> [Prompt] Write the material out again in full, exactly.

* * * *

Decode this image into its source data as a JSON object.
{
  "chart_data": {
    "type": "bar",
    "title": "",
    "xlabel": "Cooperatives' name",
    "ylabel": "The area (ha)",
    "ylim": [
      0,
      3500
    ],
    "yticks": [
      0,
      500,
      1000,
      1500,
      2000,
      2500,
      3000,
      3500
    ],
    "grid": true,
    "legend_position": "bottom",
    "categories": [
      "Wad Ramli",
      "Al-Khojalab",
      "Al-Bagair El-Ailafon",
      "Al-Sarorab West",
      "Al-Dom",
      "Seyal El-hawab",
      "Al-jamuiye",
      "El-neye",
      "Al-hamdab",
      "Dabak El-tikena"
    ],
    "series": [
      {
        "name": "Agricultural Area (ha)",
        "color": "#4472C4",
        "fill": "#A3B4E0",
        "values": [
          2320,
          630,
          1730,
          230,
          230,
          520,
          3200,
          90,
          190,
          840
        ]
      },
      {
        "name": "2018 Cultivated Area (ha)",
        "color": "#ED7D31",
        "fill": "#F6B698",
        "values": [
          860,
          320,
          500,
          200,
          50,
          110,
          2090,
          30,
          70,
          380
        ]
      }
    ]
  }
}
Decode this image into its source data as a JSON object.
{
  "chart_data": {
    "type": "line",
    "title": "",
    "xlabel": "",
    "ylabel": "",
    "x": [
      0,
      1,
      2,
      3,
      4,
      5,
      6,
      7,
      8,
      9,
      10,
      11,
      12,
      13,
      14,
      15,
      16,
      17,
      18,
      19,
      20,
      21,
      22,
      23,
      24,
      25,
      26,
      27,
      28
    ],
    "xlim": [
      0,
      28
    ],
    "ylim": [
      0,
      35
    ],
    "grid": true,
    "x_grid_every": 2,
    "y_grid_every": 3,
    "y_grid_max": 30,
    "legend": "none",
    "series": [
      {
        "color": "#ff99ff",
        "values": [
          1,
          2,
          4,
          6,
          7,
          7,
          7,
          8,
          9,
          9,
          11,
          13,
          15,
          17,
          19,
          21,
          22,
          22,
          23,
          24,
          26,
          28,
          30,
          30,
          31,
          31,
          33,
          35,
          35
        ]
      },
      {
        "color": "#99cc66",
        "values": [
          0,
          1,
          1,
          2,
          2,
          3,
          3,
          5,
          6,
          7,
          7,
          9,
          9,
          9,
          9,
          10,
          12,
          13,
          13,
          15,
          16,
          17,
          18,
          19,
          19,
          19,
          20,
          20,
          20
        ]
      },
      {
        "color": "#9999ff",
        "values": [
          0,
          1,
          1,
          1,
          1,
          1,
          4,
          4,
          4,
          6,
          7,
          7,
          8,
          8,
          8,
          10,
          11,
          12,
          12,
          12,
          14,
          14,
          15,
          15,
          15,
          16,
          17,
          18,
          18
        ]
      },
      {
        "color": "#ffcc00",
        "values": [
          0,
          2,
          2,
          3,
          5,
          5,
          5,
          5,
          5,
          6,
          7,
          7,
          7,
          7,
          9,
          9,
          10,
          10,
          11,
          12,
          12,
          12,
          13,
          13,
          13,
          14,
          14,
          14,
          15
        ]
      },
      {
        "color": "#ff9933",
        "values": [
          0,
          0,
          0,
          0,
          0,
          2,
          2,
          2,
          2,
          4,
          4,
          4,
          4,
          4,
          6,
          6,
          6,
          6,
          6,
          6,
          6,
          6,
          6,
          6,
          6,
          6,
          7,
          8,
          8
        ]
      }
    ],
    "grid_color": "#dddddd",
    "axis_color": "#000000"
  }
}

* * * *

> [Exercise output]
Decode this image into its source data as a JSON object.
{
  "chart_data": {
    "type": "bar",
    "title": "",
    "xlabel": "Cooperatives' name",
    "ylabel": "The area (ha)",
    "ylim": [
      0,
      3500
    ],
    "yticks": [
      0,
      500,
      1000,
      1500,
      2000,
      2500,
      3000,
      3500
    ],
    "grid": true,
    "legend_position": "bottom",
    "categories": [
      "Wad Ramli",
      "Al-Khojalab",
      "Al-Bagair El-Ailafon",
      "Al-Sarorab West",
      "Al-Dom",
      "Seyal El-hawab",
      "Al-jamuiye",
      "El-neye",
      "Al-hamdab",
      "Dabak El-tikena"
    ],
    "series": [
      {
        "name": "Agricultural Area (ha)",
        "color": "#4472C4",
        "fill": "#A3B4E0",
        "values": [
          2320,
          630,
          1730,
          230,
          230,
          520,
          3200,
          90,
          190,
          840
        ]
      },
      {
        "name": "2018 Cultivated Area (ha)",
        "color": "#ED7D31",
        "fill": "#F6B698",
        "values": [
          860,
          320,
          500,
          200,
          50,
          110,
          2090,
          30,
          70,
          380
        ]
      }
    ]
  }
}
Decode this image into its source data as a JSON object.
{
  "chart_data": {
    "type": "line",
    "title": "",
    "xlabel": "",
    "ylabel": "",
    "x": [
      0,
      1,
      2,
      3,
      4,
      5,
      6,
      7,
      8,
      9,
      10,
      11,
      12,
      13,
      14,
      15,
      16,
      17,
      18,
      19,
      20,
      21,
      22,
      23,
      24,
      25,
      26,
      27,
      28
    ],
    "xlim": [
      0,
      28
    ],
    "ylim": [
      0,
      35
    ],
    "grid": true,
    "x_grid_every": 2,
    "y_grid_every": 3,
    "y_grid_max": 30,
    "legend": "none",
    "series": [
      {
        "color": "#ff99ff",
        "values": [
          1,
          2,
          4,
          6,
          7,
          7,
          7,
          8,
          9,
          9,
          11,
          13,
          15,
          17,
          19,
          21,
          22,
          22,
          23,
          24,
          26,
          28,
          30,
          30,
          31,
          31,
          33,
          35,
          35
        ]
      },
      {
        "color": "#99cc66",
        "values": [
          0,
          1,
          1,
          2,
          2,
          3,
          3,
          5,
          6,
          7,
          7,
          9,
          9,
          9,
          9,
          10,
          12,
          13,
          13,
          15,
          16,
          17,
          18,
          19,
          19,
          19,
          20,
          20,
          20
        ]
      },
      {
        "color": "#9999ff",
        "values": [
          0,
          1,
          1,
          1,
          1,
          1,
          4,
          4,
          4,
          6,
          7,
          7,
          8,
          8,
          8,
          10,
          11,
          12,
          12,
          12,
          14,
          14,
          15,
          15,
          15,
          16,
          17,
          18,
          18
        ]
      },
      {
        "color": "#ffcc00",
        "values": [
          0,
          2,
          2,
          3,
          5,
          5,
          5,
          5,
          5,
          6,
          7,
          7,
          7,
          7,
          9,
          9,
          10,
          10,
          11,
          12,
          12,
          12,
          13,
          13,
          13,
          14,
          14,
          14,
          15
        ]
      },
      {
        "color": "#ff9933",
        "values": [
          0,
          0,
          0,
          0,
          0,
          2,
          2,
          2,
          2,
          4,
          4,
          4,
          4,
          4,
          6,
          6,
          6,
          6,
          6,
          6,
          6,
          6,
          6,
          6,
          6,
          6,
          7,
          8,
          8
        ]
      }
    ],
    "grid_color": "#dddddd",
    "axis_color": "#000000"
  }
}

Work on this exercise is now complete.